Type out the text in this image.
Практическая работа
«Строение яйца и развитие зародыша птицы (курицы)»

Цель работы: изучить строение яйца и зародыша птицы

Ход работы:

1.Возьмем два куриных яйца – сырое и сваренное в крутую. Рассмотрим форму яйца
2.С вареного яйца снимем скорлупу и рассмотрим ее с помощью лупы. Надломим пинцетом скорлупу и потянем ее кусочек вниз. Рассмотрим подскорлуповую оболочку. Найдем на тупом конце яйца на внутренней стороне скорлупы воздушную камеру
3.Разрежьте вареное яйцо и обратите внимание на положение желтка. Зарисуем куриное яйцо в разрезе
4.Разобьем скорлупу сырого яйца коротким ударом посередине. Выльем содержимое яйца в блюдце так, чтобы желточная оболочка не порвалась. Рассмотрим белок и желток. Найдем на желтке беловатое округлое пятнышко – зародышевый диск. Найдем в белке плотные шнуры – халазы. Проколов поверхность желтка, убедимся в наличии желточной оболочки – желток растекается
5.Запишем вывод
________________________
**What you should do:**
Pull every line containing "зародыша" from the material above.

**Result of this task:**
«Строение яйца и развитие зародыша птицы (курицы)»
Цель работы: изучить строение яйца и зародыша птицы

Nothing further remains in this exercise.